YOUR INSTRUCTIONS: Within the material below, find each line bearing the word "Niveaux" and present it.

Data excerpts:
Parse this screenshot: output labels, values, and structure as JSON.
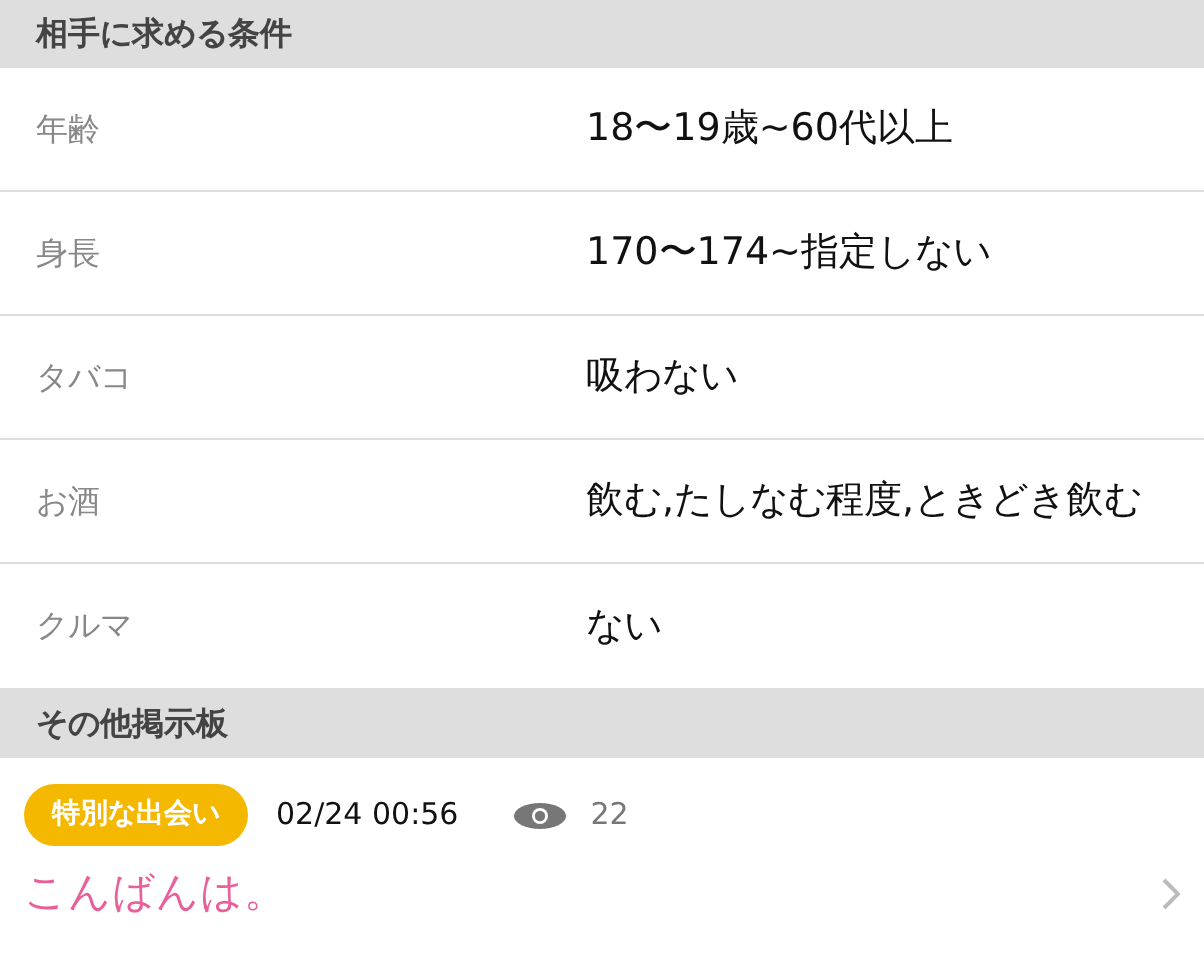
{
  "conditions": {
    "title": "相手に求める条件",
    "rows": [
      {
        "label": "年齢",
        "value": "18〜19歳~60代以上"
      },
      {
        "label": "身長",
        "value": "170〜174~指定しない"
      },
      {
        "label": "タバコ",
        "value": "吸わない"
      },
      {
        "label": "お酒",
        "value": "飲む,たしなむ程度,ときどき飲む"
      },
      {
        "label": "クルマ",
        "value": "ない"
      }
    ]
  },
  "board": {
    "title": "その他掲示板",
    "posts": [
      {
        "tag": "特別な出会い",
        "date": "02/24 00:56",
        "views": "22",
        "message": "こんばんは。"
      }
    ]
  }
}
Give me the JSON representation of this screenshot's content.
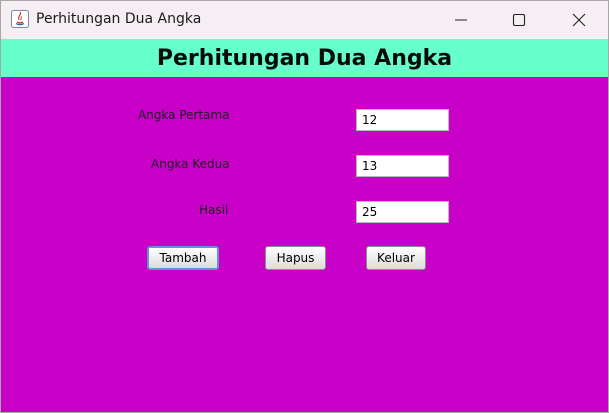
{
  "window": {
    "title": "Perhitungan Dua Angka",
    "controls": {
      "minimize_icon": "minimize-icon",
      "maximize_icon": "maximize-icon",
      "close_icon": "close-icon"
    }
  },
  "header": {
    "title": "Perhitungan Dua Angka"
  },
  "form": {
    "first_label": "Angka Pertama",
    "first_value": "12",
    "second_label": "Angka Kedua",
    "second_value": "13",
    "result_label": "Hasil",
    "result_value": "25"
  },
  "buttons": {
    "add_label": "Tambah",
    "clear_label": "Hapus",
    "exit_label": "Keluar"
  },
  "colors": {
    "content_background": "#c800c8",
    "header_background": "#66ffcc",
    "titlebar_background": "#f5eef3"
  }
}
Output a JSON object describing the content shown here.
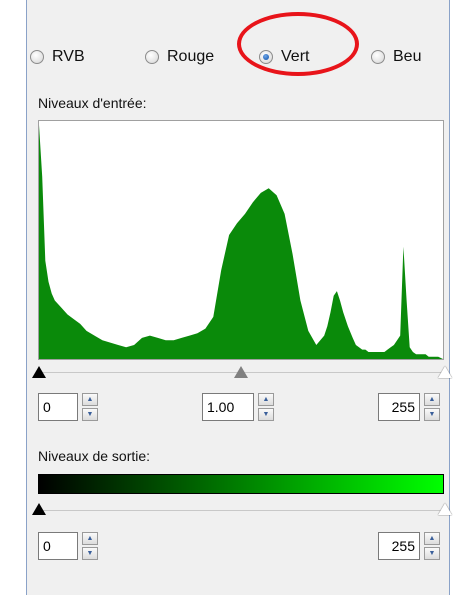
{
  "channels": {
    "options": [
      "RVB",
      "Rouge",
      "Vert",
      "Beu"
    ],
    "selected": "Vert"
  },
  "input_levels": {
    "label": "Niveaux d'entrée:",
    "black_value": "0",
    "gamma_value": "1.00",
    "white_value": "255"
  },
  "output_levels": {
    "label": "Niveaux de sortie:",
    "black_value": "0",
    "white_value": "255"
  },
  "colors": {
    "histogram_fill": "#0a8a0a",
    "highlight": "#e8141a",
    "gradient_start": "#000000",
    "gradient_end": "#00ff00"
  },
  "chart_data": {
    "type": "area",
    "x": [
      0,
      2,
      4,
      6,
      8,
      10,
      14,
      18,
      22,
      26,
      30,
      35,
      40,
      45,
      50,
      55,
      60,
      65,
      70,
      75,
      80,
      85,
      90,
      95,
      100,
      105,
      110,
      115,
      120,
      125,
      130,
      135,
      140,
      145,
      150,
      155,
      160,
      165,
      170,
      175,
      180,
      182,
      184,
      186,
      188,
      190,
      192,
      195,
      198,
      200,
      202,
      204,
      206,
      208,
      210,
      212,
      214,
      216,
      218,
      220,
      222,
      224,
      226,
      228,
      230,
      232,
      234,
      236,
      238,
      240,
      242,
      244,
      246,
      248,
      250,
      252,
      255
    ],
    "values": [
      1.0,
      0.78,
      0.42,
      0.33,
      0.28,
      0.25,
      0.22,
      0.19,
      0.17,
      0.15,
      0.12,
      0.1,
      0.08,
      0.07,
      0.06,
      0.05,
      0.06,
      0.09,
      0.1,
      0.09,
      0.08,
      0.08,
      0.09,
      0.1,
      0.11,
      0.13,
      0.18,
      0.38,
      0.53,
      0.58,
      0.62,
      0.67,
      0.71,
      0.73,
      0.7,
      0.62,
      0.45,
      0.25,
      0.12,
      0.06,
      0.1,
      0.14,
      0.2,
      0.27,
      0.29,
      0.25,
      0.2,
      0.14,
      0.09,
      0.06,
      0.05,
      0.04,
      0.04,
      0.03,
      0.03,
      0.03,
      0.03,
      0.03,
      0.03,
      0.04,
      0.05,
      0.06,
      0.08,
      0.1,
      0.48,
      0.25,
      0.05,
      0.03,
      0.02,
      0.02,
      0.02,
      0.02,
      0.01,
      0.01,
      0.01,
      0.01,
      0.0
    ],
    "xlim": [
      0,
      255
    ],
    "ylim": [
      0,
      1
    ]
  }
}
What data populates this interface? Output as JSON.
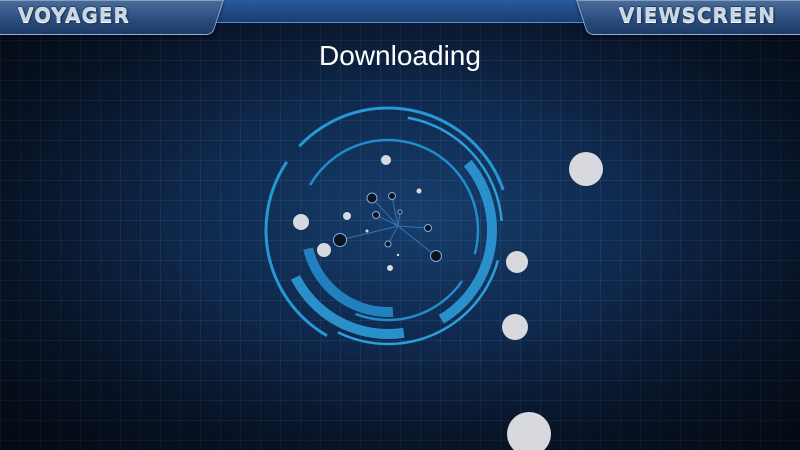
{
  "header": {
    "left_label": "VOYAGER",
    "right_label": "VIEWSCREEN"
  },
  "main": {
    "status_text": "Downloading"
  },
  "colors": {
    "ring": "#27a3e0",
    "ring_light": "#3cc0ee",
    "node_dark": "#0b1220",
    "bubble": "#d7d9de",
    "tab_text": "#c9d6e6"
  },
  "icons": {
    "loader": "download-progress-rings-icon"
  }
}
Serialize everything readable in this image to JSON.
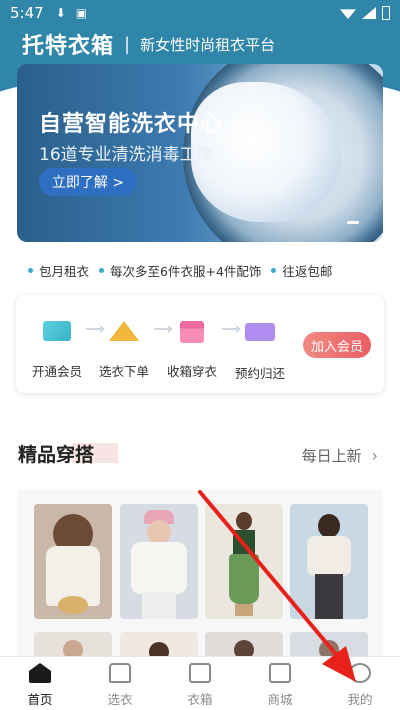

TASK RESULT:
    "label": "Niveaux d'entrée:",
    "label": "Niveaux de sortie:",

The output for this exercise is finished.